-- What to do --
What follows is a set of records; restate each one word for word and drop the pictures.

-- Material supplied --

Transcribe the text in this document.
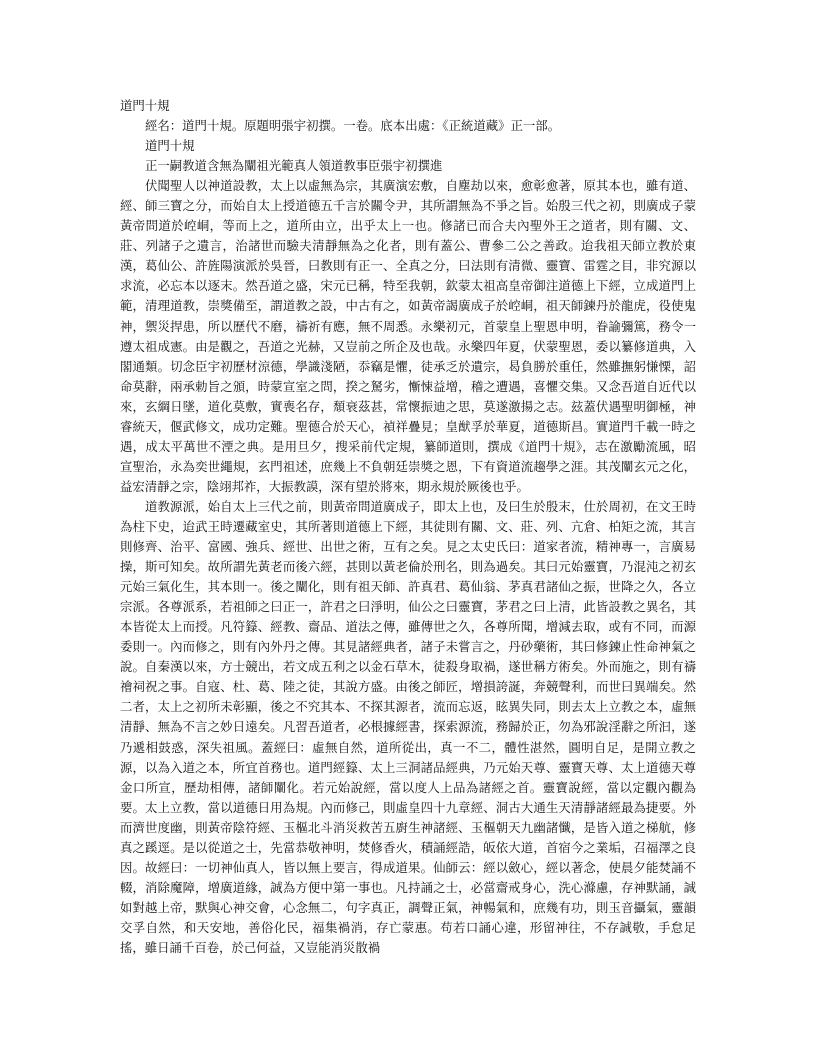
道門十規

經名：道門十規。原題明張宇初撰。一卷。底本出處：《正統道藏》正一部。

道門十規

正一嗣教道含無為闡祖光範真人領道教事臣張宇初撰進

伏聞聖人以神道設教，太上以虛無為宗，其廣演宏敷，自塵劫以來，愈彰愈著，原其本也，雖有道、經、師三寶之分，而始自太上授道德五千言於關令尹，其所謂無為不爭之旨。始殷三代之初，則廣成子蒙黃帝問道於崆峒，等而上之，道所由立，出乎太上一也。修諸已而合夫內聖外王之道者，則有關、文、莊、列諸子之遺言，治諸世而驗夫清靜無為之化者，則有蓋公、曹參二公之善政。迨我祖天師立教於東漢，葛仙公、許旌陽演派於吳晉，曰教則有正一、全真之分，曰法則有清微、靈寶、雷霆之目，非究源以求流，必忘本以逐末。然吾道之盛，宋元已稱，特至我朝，欽蒙太祖高皇帝御注道德上下經，立成道門上範，清理道教，崇獎備至，謂道教之設，中古有之，如黃帝謁廣成子於崆峒，祖天師鍊丹於龍虎，役使鬼神，禦災捍患，所以歷代不磨，禱祈有應，無不周悉。永樂初元，首蒙皇上聖恩申明，眷諭彌篤，務令一遵太祖成憲。由是觀之，吾道之光赫，又豈前之所企及也哉。永樂四年夏，伏蒙聖恩，委以纂修道典，入閣通類。切念臣宇初歷材涼德，學識淺陋，忝竊是懼，徒承乏於遺宗，曷負勝於重任，然雖撫躬慊慄，詔命莫辭，兩承勅旨之頒，時蒙宣室之問，揆之駑劣，慚悚益增，稽之遭遇，喜懼交集。又念吾道自近代以來，玄綱日墜，道化莫敷，實喪名存，頹衰茲甚，常懷振迪之思，莫遂激揚之志。玆蓋伏遇聖明御極，神睿統天，偃武修文，成功定難。聖德合於天心，禎祥疊見；皇猷孚於華夏，道德斯昌。實道門千載一時之遇，成太平萬世不湮之典。是用旦夕，搜采前代定規，纂師道則，撰成《道門十規》，志在激勵流風，昭宣聖治，永為奕世繩規，玄門祖述，庶幾上不負朝廷崇獎之恩，下有資道流趨學之涯。其茂闡玄元之化，益宏清靜之宗，陰翊邦祚，大振教謨，深有望於將來，期永規於厥後也乎。

道教源派，始自太上三代之前，則黃帝問道廣成子，即太上也，及曰生於殷末，仕於周初，在文王時為柱下史，迨武王時遷藏室史，其所著則道德上下經，其徒則有關、文、莊、列、亢倉、柏矩之流，其言則修齊、治平、富國、強兵、經世、出世之術，互有之矣。見之太史氏曰：道家者流，精神專一，言廣易操，斯可知矣。故所謂先黃老而後六經，甚則以黃老倫於刑名，則為過矣。其曰元始靈寶，乃混沌之初玄元始三氣化生，其本則一。後之闡化，則有祖天師、許真君、葛仙翁、茅真君諸仙之振，世降之久，各立宗派。各尊派系，若祖師之曰正一，許君之曰淨明，仙公之曰靈寶，茅君之曰上清，此皆設教之異名，其本皆從太上而授。凡符籙、經教、齋品、道法之傳，雖傳世之久，各尊所聞，增減去取，或有不同，而源委則一。內而修之，則有內外丹之傳。其見諸經典者，諸子未嘗言之，丹砂藥術，其曰修鍊止性命神氣之說。自秦漢以來，方士競出，若文成五利之以金石草木，徒殺身取禍，遂世稱方術矣。外而施之，則有禱禬祠祝之事。自寇、杜、葛、陸之徒，其說方盛。由後之師匠，增損誇誕，奔競聲利，而世曰異端矣。然二者，太上之初所未彰顯，後之不究其本、不探其源者，流而忘返，眩異失同，則去太上立教之本，虛無清靜、無為不言之妙日遠矣。凡習吾道者，必根據經書，探索源流，務歸於正，勿為邪說淫辭之所汩，遂乃遞相鼓惑，深失祖風。蓋經曰：虛無自然，道所從出，真一不二，體性湛然，圓明自足，是開立教之源，以為入道之本，所宜首務也。道門經籙、太上三洞諸品經典，乃元始天尊、靈寶天尊、太上道德天尊金口所宣，歷劫相傳，諸師闡化。若元始說經，當以度人上品為諸經之首。靈寶說經，當以定觀內觀為要。太上立教，當以道德日用為規。內而修己，則虛皇四十九章經、洞古大通生天清靜諸經最為捷要。外而濟世度幽，則黃帝陰符經、玉樞北斗消災救苦五廚生神諸經、玉樞朝天九幽諸懺，是皆入道之梯航，修真之蹊逕。是以從道之士，先當恭敬神明，焚修香火，積誦經誥，皈依大道，首宿今之業垢，召福澤之良因。故經曰：一切神仙真人，皆以無上要言，得成道果。仙師云：經以斂心，經以著念，使晨夕能焚誦不輟，消除魔障，增廣道緣，誠為方便中第一事也。凡持誦之士，必當齋戒身心，洗心滌慮，存神默誦，誠如對越上帝，默與心神交會，心念無二，句字真正，調聲正氣，神暢氣和，庶幾有功，則玉音攝氣，靈韻交孚自然，和天安地，善俗化民，福集禍消，存亡蒙惠。苟若口誦心違，形留神往，不存誠敬，手怠足搖，雖日誦千百卷，於己何益，又豈能消災散禍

-- Exercise response --
Transcribe the text in this document.
道門十規

經名：道門十規。原題明張宇初撰。一卷。底本出處：《正統道藏》正一部。

道門十規

正一嗣教道含無為闡祖光範真人領道教事臣張宇初撰進

伏聞聖人以神道設教，太上以虛無為宗，其廣演宏敷，自塵劫以來，愈彰愈著，原其本也，雖有道、經、師三寶之分，而始自太上授道德五千言於關令尹，其所謂無為不爭之旨。始殷三代之初，則廣成子蒙黃帝問道於崆峒，等而上之，道所由立，出乎太上一也。修諸已而合夫內聖外王之道者，則有關、文、莊、列諸子之遺言，治諸世而驗夫清靜無為之化者，則有蓋公、曹參二公之善政。迨我祖天師立教於東漢，葛仙公、許旌陽演派於吳晉，曰教則有正一、全真之分，曰法則有清微、靈寶、雷霆之目，非究源以求流，必忘本以逐末。然吾道之盛，宋元已稱，特至我朝，欽蒙太祖高皇帝御注道德上下經，立成道門上範，清理道教，崇獎備至，謂道教之設，中古有之，如黃帝謁廣成子於崆峒，祖天師鍊丹於龍虎，役使鬼神，禦災捍患，所以歷代不磨，禱祈有應，無不周悉。永樂初元，首蒙皇上聖恩申明，眷諭彌篤，務令一遵太祖成憲。由是觀之，吾道之光赫，又豈前之所企及也哉。永樂四年夏，伏蒙聖恩，委以纂修道典，入閣通類。切念臣宇初歷材涼德，學識淺陋，忝竊是懼，徒承乏於遺宗，曷負勝於重任，然雖撫躬慊慄，詔命莫辭，兩承勅旨之頒，時蒙宣室之問，揆之駑劣，慚悚益增，稽之遭遇，喜懼交集。又念吾道自近代以來，玄綱日墜，道化莫敷，實喪名存，頹衰茲甚，常懷振迪之思，莫遂激揚之志。玆蓋伏遇聖明御極，神睿統天，偃武修文，成功定難。聖德合於天心，禎祥疊見；皇猷孚於華夏，道德斯昌。實道門千載一時之遇，成太平萬世不湮之典。是用旦夕，搜采前代定規，纂師道則，撰成《道門十規》，志在激勵流風，昭宣聖治，永為奕世繩規，玄門祖述，庶幾上不負朝廷崇獎之恩，下有資道流趨學之涯。其茂闡玄元之化，益宏清靜之宗，陰翊邦祚，大振教謨，深有望於將來，期永規於厥後也乎。

道教源派，始自太上三代之前，則黃帝問道廣成子，即太上也，及曰生於殷末，仕於周初，在文王時為柱下史，迨武王時遷藏室史，其所著則道德上下經，其徒則有關、文、莊、列、亢倉、柏矩之流，其言則修齊、治平、富國、強兵、經世、出世之術，互有之矣。見之太史氏曰：道家者流，精神專一，言廣易操，斯可知矣。故所謂先黃老而後六經，甚則以黃老倫於刑名，則為過矣。其曰元始靈寶，乃混沌之初玄元始三氣化生，其本則一。後之闡化，則有祖天師、許真君、葛仙翁、茅真君諸仙之振，世降之久，各立宗派。各尊派系，若祖師之曰正一，許君之曰淨明，仙公之曰靈寶，茅君之曰上清，此皆設教之異名，其本皆從太上而授。凡符籙、經教、齋品、道法之傳，雖傳世之久，各尊所聞，增減去取，或有不同，而源委則一。內而修之，則有內外丹之傳。其見諸經典者，諸子未嘗言之，丹砂藥術，其曰修鍊止性命神氣之說。自秦漢以來，方士競出，若文成五利之以金石草木，徒殺身取禍，遂世稱方術矣。外而施之，則有禱禬祠祝之事。自寇、杜、葛、陸之徒，其說方盛。由後之師匠，增損誇誕，奔競聲利，而世曰異端矣。然二者，太上之初所未彰顯，後之不究其本、不探其源者，流而忘返，眩異失同，則去太上立教之本，虛無清靜、無為不言之妙日遠矣。凡習吾道者，必根據經書，探索源流，務歸於正，勿為邪說淫辭之所汩，遂乃遞相鼓惑，深失祖風。蓋經曰：虛無自然，道所從出，真一不二，體性湛然，圓明自足，是開立教之源，以為入道之本，所宜首務也。道門經籙、太上三洞諸品經典，乃元始天尊、靈寶天尊、太上道德天尊金口所宣，歷劫相傳，諸師闡化。若元始說經，當以度人上品為諸經之首。靈寶說經，當以定觀內觀為要。太上立教，當以道德日用為規。內而修己，則虛皇四十九章經、洞古大通生天清靜諸經最為捷要。外而濟世度幽，則黃帝陰符經、玉樞北斗消災救苦五廚生神諸經、玉樞朝天九幽諸懺，是皆入道之梯航，修真之蹊逕。是以從道之士，先當恭敬神明，焚修香火，積誦經誥，皈依大道，首宿今之業垢，召福澤之良因。故經曰：一切神仙真人，皆以無上要言，得成道果。仙師云：經以斂心，經以著念，使晨夕能焚誦不輟，消除魔障，增廣道緣，誠為方便中第一事也。凡持誦之士，必當齋戒身心，洗心滌慮，存神默誦，誠如對越上帝，默與心神交會，心念無二，句字真正，調聲正氣，神暢氣和，庶幾有功，則玉音攝氣，靈韻交孚自然，和天安地，善俗化民，福集禍消，存亡蒙惠。苟若口誦心違，形留神往，不存誠敬，手怠足搖，雖日誦千百卷，於己何益，又豈能消災散禍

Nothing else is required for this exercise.